--- Problem description ---
For every line in the data below that contains "employment", copy the line.

--- Records provided ---
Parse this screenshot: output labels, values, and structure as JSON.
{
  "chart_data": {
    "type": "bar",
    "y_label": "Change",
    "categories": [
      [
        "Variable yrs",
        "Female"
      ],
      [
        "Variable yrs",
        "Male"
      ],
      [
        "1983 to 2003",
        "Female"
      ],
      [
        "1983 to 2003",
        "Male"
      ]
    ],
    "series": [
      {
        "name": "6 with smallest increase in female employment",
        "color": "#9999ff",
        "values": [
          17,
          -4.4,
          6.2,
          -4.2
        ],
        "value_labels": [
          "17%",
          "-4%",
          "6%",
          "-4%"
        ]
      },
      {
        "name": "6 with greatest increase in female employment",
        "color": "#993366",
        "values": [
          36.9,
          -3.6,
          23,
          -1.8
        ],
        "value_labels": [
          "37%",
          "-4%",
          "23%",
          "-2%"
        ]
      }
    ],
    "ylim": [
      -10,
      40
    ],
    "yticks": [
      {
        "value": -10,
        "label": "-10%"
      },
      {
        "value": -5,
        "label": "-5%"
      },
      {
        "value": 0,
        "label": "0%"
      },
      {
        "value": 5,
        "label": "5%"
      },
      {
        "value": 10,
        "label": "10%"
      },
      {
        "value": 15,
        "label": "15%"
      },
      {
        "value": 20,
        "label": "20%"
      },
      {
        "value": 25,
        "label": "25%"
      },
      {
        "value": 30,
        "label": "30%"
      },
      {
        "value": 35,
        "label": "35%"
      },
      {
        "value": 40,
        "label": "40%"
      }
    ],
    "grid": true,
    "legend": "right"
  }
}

--- Full answer ---
        "name": "6 with smallest increase in female employment",
        "name": "6 with greatest increase in female employment",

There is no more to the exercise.